_Extracted entries_:
....

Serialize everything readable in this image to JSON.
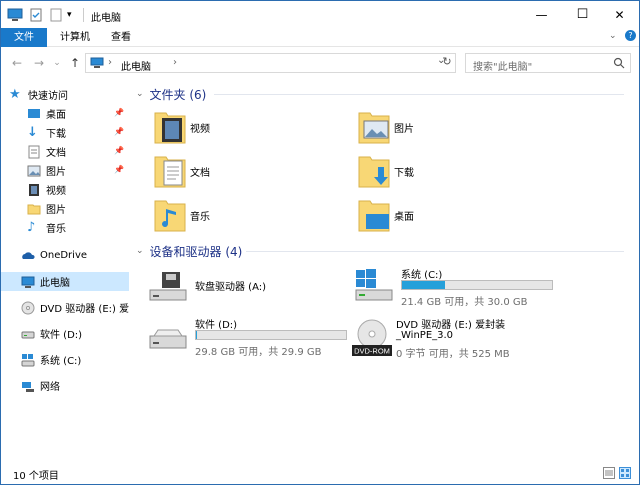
{
  "window": {
    "title": "此电脑",
    "minimize": "—",
    "maximize": "☐",
    "close": "✕"
  },
  "ribbon": {
    "tabs": [
      {
        "label": "文件"
      },
      {
        "label": "计算机"
      },
      {
        "label": "查看"
      }
    ]
  },
  "address": {
    "crumb_sep1": "›",
    "location": "此电脑",
    "crumb_sep2": "›",
    "dropdown": "⌄",
    "refresh": "↻",
    "search_placeholder": "搜索\"此电脑\""
  },
  "nav": {
    "back": "←",
    "forward": "→",
    "recent": "⌄",
    "up": "↑"
  },
  "sidebar": {
    "quick_access": "快速访问",
    "quick_items": [
      {
        "label": "桌面",
        "pinned": true
      },
      {
        "label": "下载",
        "pinned": true
      },
      {
        "label": "文档",
        "pinned": true
      },
      {
        "label": "图片",
        "pinned": true
      },
      {
        "label": "视频",
        "pinned": false
      },
      {
        "label": "图片",
        "pinned": false
      },
      {
        "label": "音乐",
        "pinned": false
      }
    ],
    "onedrive": "OneDrive",
    "this_pc": "此电脑",
    "drives": [
      {
        "label": "DVD 驱动器 (E:) 爱封"
      },
      {
        "label": "软件 (D:)"
      },
      {
        "label": "系统 (C:)"
      }
    ],
    "network": "网络",
    "pin_icon": "📌"
  },
  "folders_group": {
    "title": "文件夹 (6)",
    "items": [
      {
        "label": "视频"
      },
      {
        "label": "图片"
      },
      {
        "label": "文档"
      },
      {
        "label": "下载"
      },
      {
        "label": "音乐"
      },
      {
        "label": "桌面"
      }
    ]
  },
  "drives_group": {
    "title": "设备和驱动器 (4)",
    "items": [
      {
        "name": "软盘驱动器 (A:)"
      },
      {
        "name": "系统 (C:)",
        "used_fraction": 0.287,
        "info": "21.4 GB 可用，共 30.0 GB"
      },
      {
        "name": "软件 (D:)",
        "used_fraction": 0.003,
        "info": "29.8 GB 可用，共 29.9 GB"
      },
      {
        "name": "DVD 驱动器 (E:) 爱封装",
        "name2": "_WinPE_3.0",
        "info": "0 字节 可用，共 525 MB",
        "disc_label": "DVD-ROM"
      }
    ]
  },
  "status": {
    "items_count": "10 个项目"
  },
  "colors": {
    "accent": "#1979ca",
    "selection": "#cce8ff",
    "drive_bar": "#26a0da",
    "folder": "#f8d775"
  }
}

....

_Exercise task_: Make an exact copy of the whole listing, but don't bring over any pictures.

_Written solution_:
Serialize everything readable in this image to JSON.
{
  "window": {
    "title": "此电脑",
    "minimize": "—",
    "maximize": "☐",
    "close": "✕"
  },
  "ribbon": {
    "tabs": [
      {
        "label": "文件"
      },
      {
        "label": "计算机"
      },
      {
        "label": "查看"
      }
    ]
  },
  "address": {
    "crumb_sep1": "›",
    "location": "此电脑",
    "crumb_sep2": "›",
    "dropdown": "⌄",
    "refresh": "↻",
    "search_placeholder": "搜索\"此电脑\""
  },
  "nav": {
    "back": "←",
    "forward": "→",
    "recent": "⌄",
    "up": "↑"
  },
  "sidebar": {
    "quick_access": "快速访问",
    "quick_items": [
      {
        "label": "桌面",
        "pinned": true
      },
      {
        "label": "下载",
        "pinned": true
      },
      {
        "label": "文档",
        "pinned": true
      },
      {
        "label": "图片",
        "pinned": true
      },
      {
        "label": "视频",
        "pinned": false
      },
      {
        "label": "图片",
        "pinned": false
      },
      {
        "label": "音乐",
        "pinned": false
      }
    ],
    "onedrive": "OneDrive",
    "this_pc": "此电脑",
    "drives": [
      {
        "label": "DVD 驱动器 (E:) 爱封"
      },
      {
        "label": "软件 (D:)"
      },
      {
        "label": "系统 (C:)"
      }
    ],
    "network": "网络",
    "pin_icon": "📌"
  },
  "folders_group": {
    "title": "文件夹 (6)",
    "items": [
      {
        "label": "视频"
      },
      {
        "label": "图片"
      },
      {
        "label": "文档"
      },
      {
        "label": "下载"
      },
      {
        "label": "音乐"
      },
      {
        "label": "桌面"
      }
    ]
  },
  "drives_group": {
    "title": "设备和驱动器 (4)",
    "items": [
      {
        "name": "软盘驱动器 (A:)"
      },
      {
        "name": "系统 (C:)",
        "used_fraction": 0.287,
        "info": "21.4 GB 可用，共 30.0 GB"
      },
      {
        "name": "软件 (D:)",
        "used_fraction": 0.003,
        "info": "29.8 GB 可用，共 29.9 GB"
      },
      {
        "name": "DVD 驱动器 (E:) 爱封装",
        "name2": "_WinPE_3.0",
        "info": "0 字节 可用，共 525 MB",
        "disc_label": "DVD-ROM"
      }
    ]
  },
  "status": {
    "items_count": "10 个项目"
  },
  "colors": {
    "accent": "#1979ca",
    "selection": "#cce8ff",
    "drive_bar": "#26a0da",
    "folder": "#f8d775"
  }
}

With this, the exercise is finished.